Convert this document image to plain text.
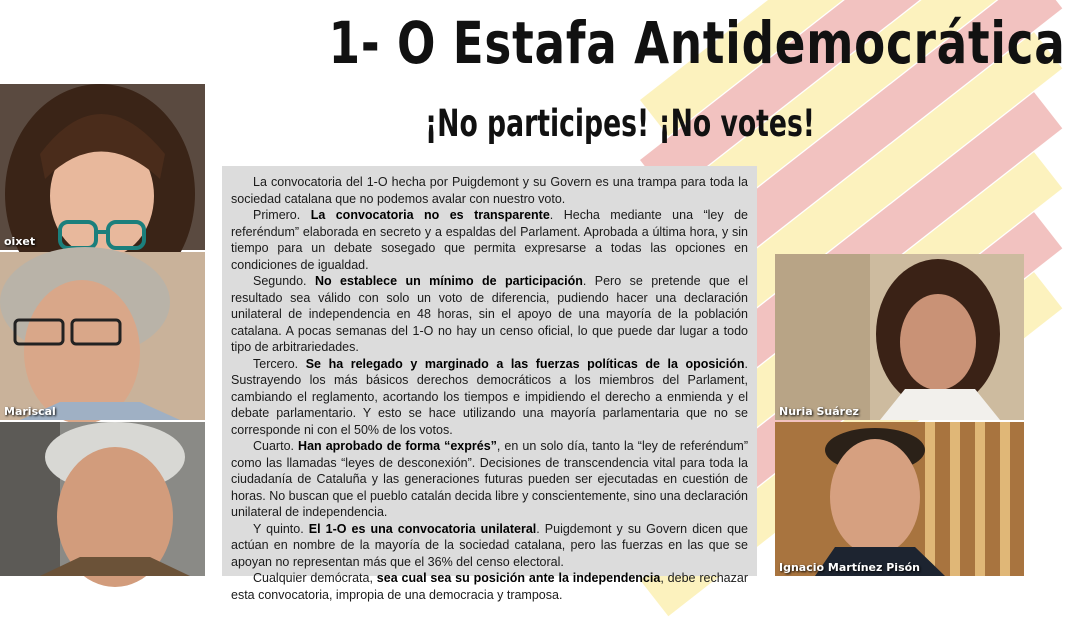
1- O Estafa Antidemocrática
¡No participes! ¡No votes!
oixet
Mariscal

La convocatoria del 1-O hecha por Puigdemont y su Govern es una trampa para toda la sociedad catalana que no podemos avalar con nuestro voto.

Primero. La convocatoria no es transparente. Hecha mediante una “ley de referéndum” elaborada en secreto y a espaldas del Parlament. Aprobada a última hora, y sin tiempo para un debate sosegado que permita expresarse a todas las opciones en condiciones de igualdad.

Segundo. No establece un mínimo de participación. Pero se pretende que el resultado sea válido con solo un voto de diferencia, pudiendo hacer una declaración unilateral de independencia en 48 horas, sin el apoyo de una mayoría de la población catalana. A pocas semanas del 1-O no hay un censo oficial, lo que puede dar lugar a todo tipo de arbitrariedades.

Tercero. Se ha relegado y marginado a las fuerzas políticas de la oposición. Sustrayendo los más básicos derechos democráticos a los miembros del Parlament, cambiando el reglamento, acortando los tiempos e impidiendo el derecho a enmienda y el debate parlamentario. Y esto se hace utilizando una mayoría parlamentaria que no se corresponde ni con el 50% de los votos.

Cuarto. Han aprobado de forma “exprés”, en un solo día, tanto la “ley de referéndum” como las llamadas “leyes de desconexión”. Decisiones de transcendencia vital para toda la ciudadanía de Cataluña y las generaciones futuras pueden ser ejecutadas en cuestión de horas. No buscan que el pueblo catalán decida libre y conscientemente, sino una declaración unilateral de independencia.

Y quinto. El 1-O es una convocatoria unilateral. Puigdemont y su Govern dicen que actúan en nombre de la mayoría de la sociedad catalana, pero las fuerzas en las que se apoyan no representan más que el 36% del censo electoral.

Cualquier demócrata, sea cual sea su posición ante la independencia, debe rechazar esta convocatoria, impropia de una democracia y tramposa.

Nuria Suárez
Ignacio Martínez Pisón
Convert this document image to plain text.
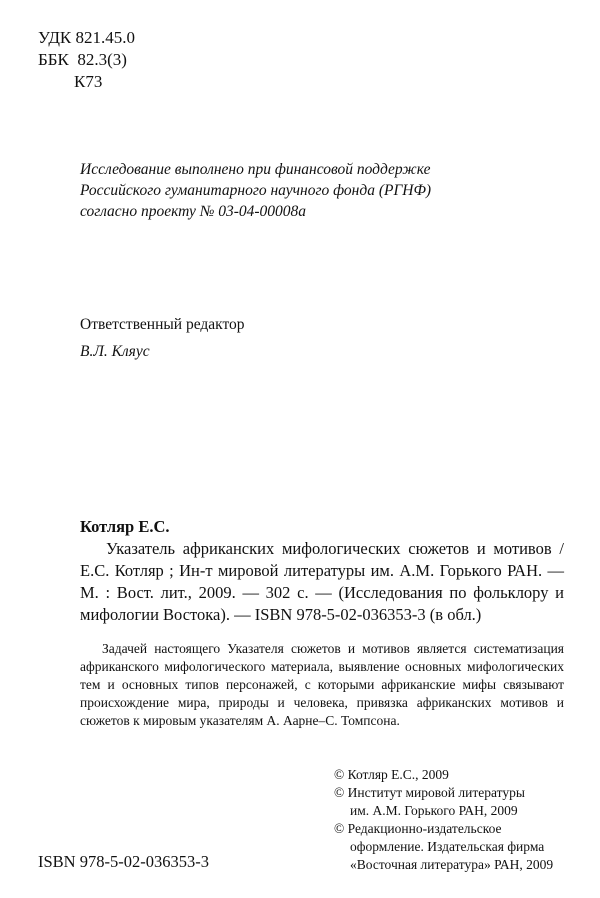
УДК 821.45.0
ББК  82.3(3)
К73
Исследование выполнено при финансовой поддержке
Российского гуманитарного научного фонда (РГНФ)
согласно проекту № 03-04-00008а
Ответственный редактор
В.Л. Кляус
Котляр Е.С.
Указатель африканских мифологических сюжетов и мотивов / Е.С. Котляр ; Ин-т мировой литературы им. А.М. Горького РАН. — М. : Вост. лит., 2009. — 302 с. — (Исследования по фольклору и мифологии Востока). — ISBN 978-5-02-036353-3 (в обл.)
Задачей настоящего Указателя сюжетов и мотивов является систематизация африканского мифологического материала, выявление основных мифологических тем и основных типов персонажей, с которыми африканские мифы связывают происхождение мира, природы и человека, привязка африканских мотивов и сюжетов к мировым указателям А. Аарне–С. Томпсона.
© Котляр Е.С., 2009
© Институт мировой литературы
им. А.М. Горького РАН, 2009
© Редакционно-издательское
оформление. Издательская фирма
«Восточная литература» РАН, 2009
ISBN 978-5-02-036353-3
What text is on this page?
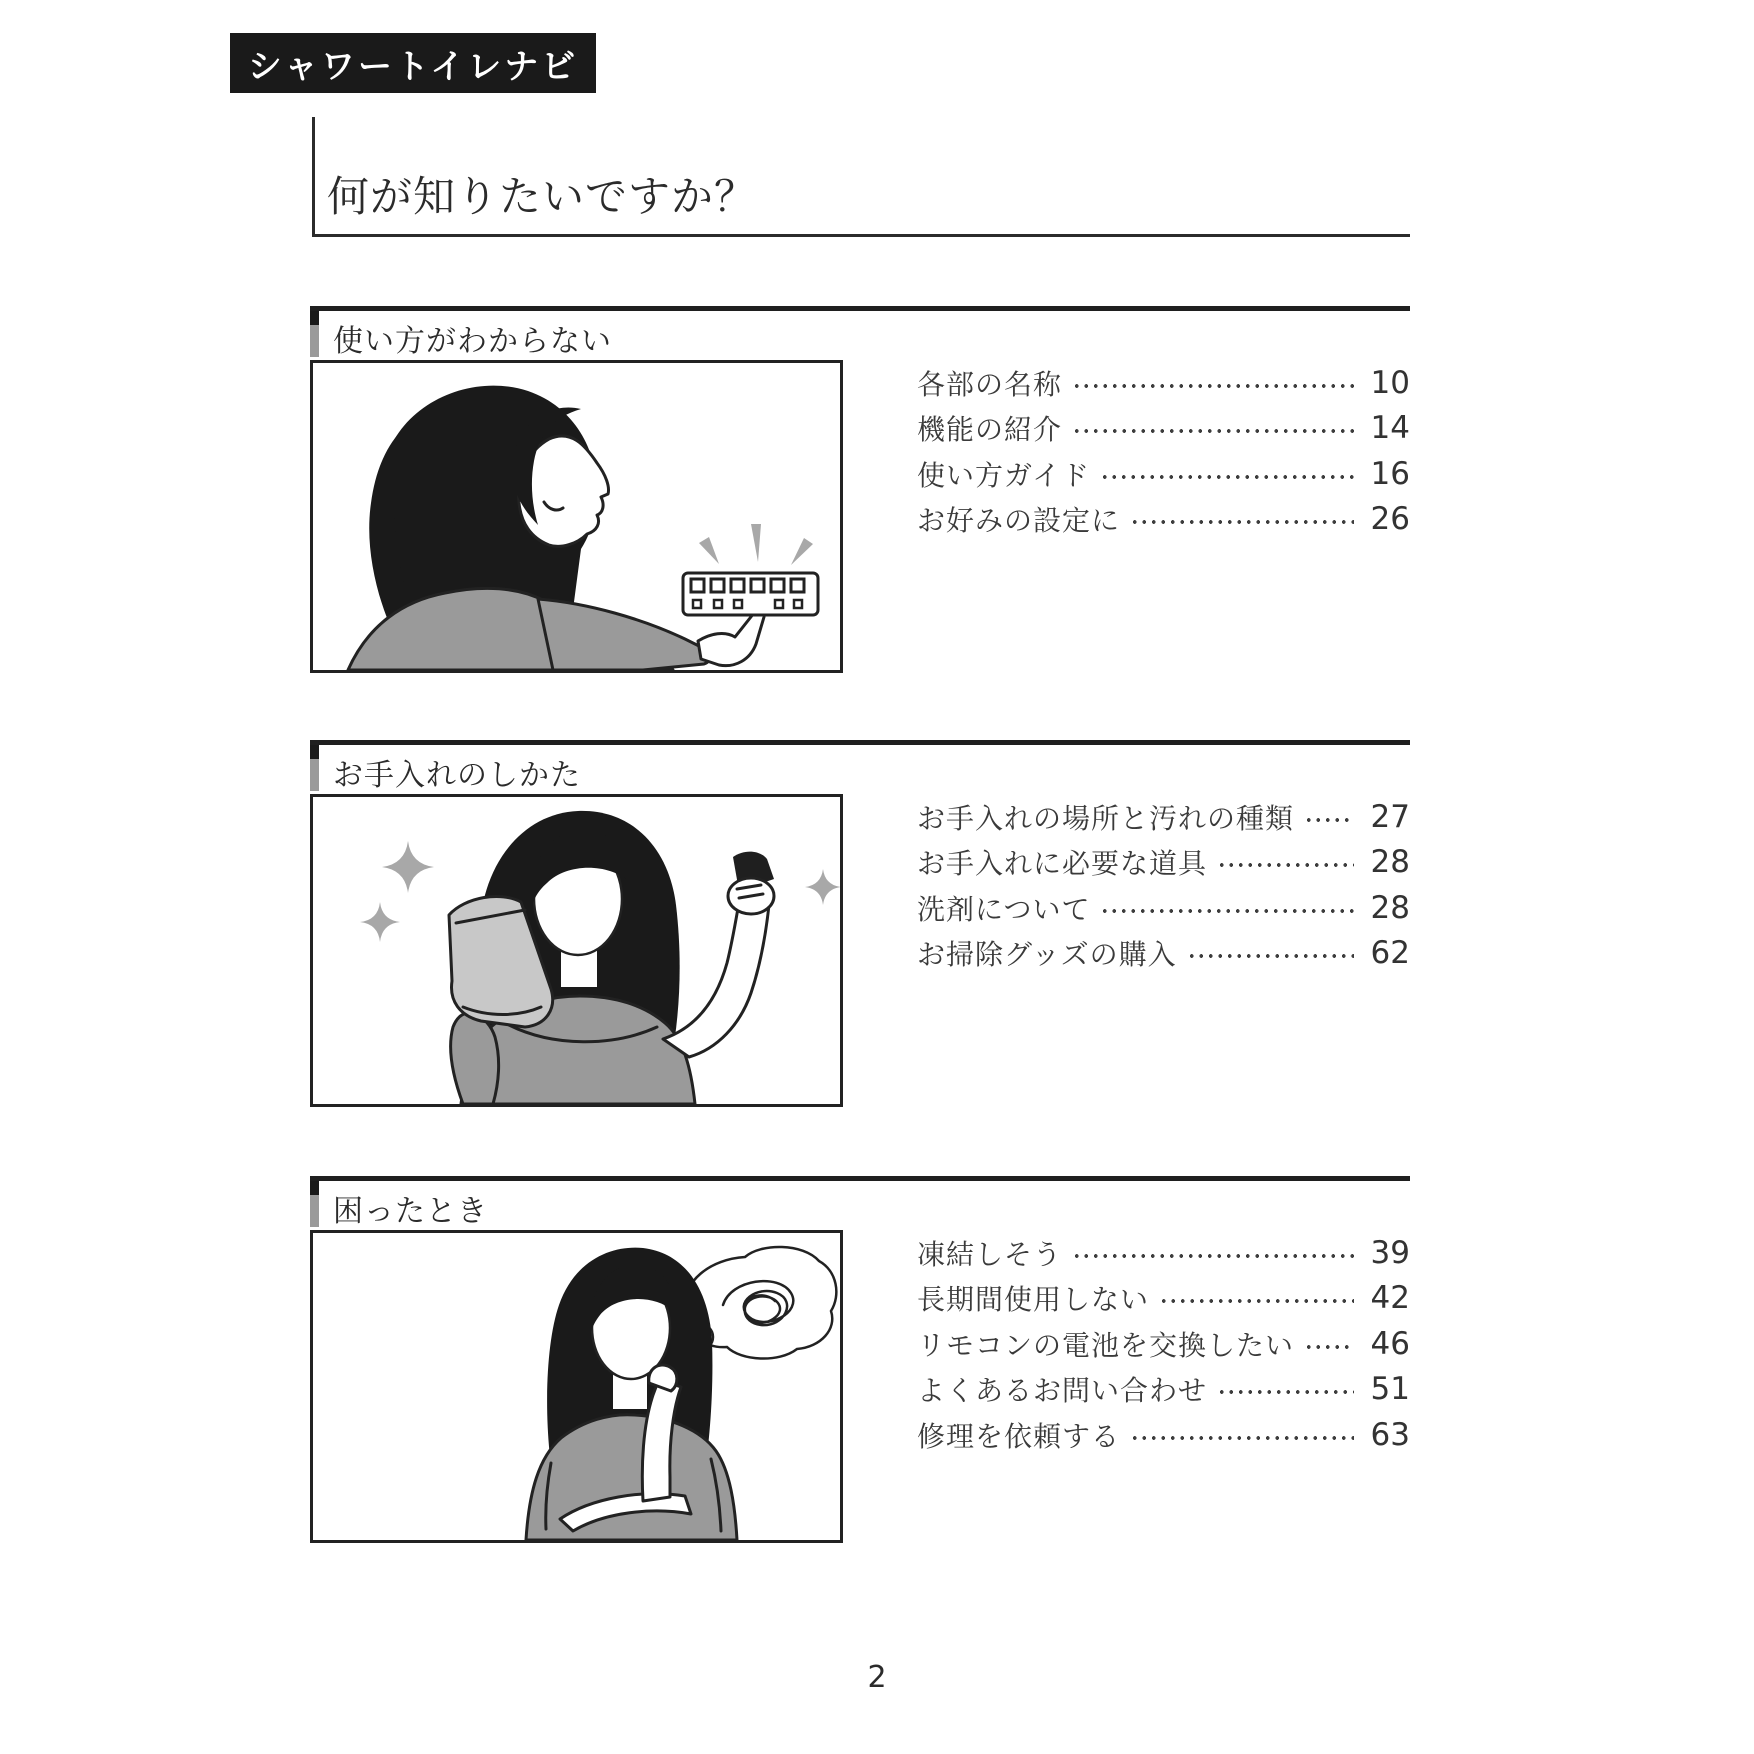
シャワートイレナビ
何が知りたいですか？
使い方がわからない
各部の名称	10
機能の紹介	14
使い方ガイド	16
お好みの設定に	26
お手入れのしかた
お手入れの場所と汚れの種類 27
お手入れに必要な道具	28
洗剤について	28
お掃除グッズの購入	62
困ったとき
凍結しそう	39
長期間使用しない	42
リモコンの電池を交換したい 46
よくあるお問い合わせ	51
修理を依頼する	63
2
* * * * *
Copy every line of the material in which the word "catalana" occurs.

La convocatoria del 1-O hecha por Puigdemont y su Govern es una trampa para toda la sociedad catalana que no podemos avalar con nuestro voto.
Segundo. No establece un mínimo de participación. Pero se pretende que el resultado sea válido con solo un voto de diferencia, pudiendo hacer una declaración unilateral de independencia en 48 horas, sin el apoyo de una mayoría de la población catalana. A pocas semanas del 1-O no hay un censo oficial, lo que puede dar lugar a todo tipo de arbitrariedades.
Y quinto. El 1-O es una convocatoria unilateral. Puigdemont y su Govern dicen que actúan en nombre de la mayoría de la sociedad catalana, pero las fuerzas en las que se apoyan no representan más que el 36% del censo electoral.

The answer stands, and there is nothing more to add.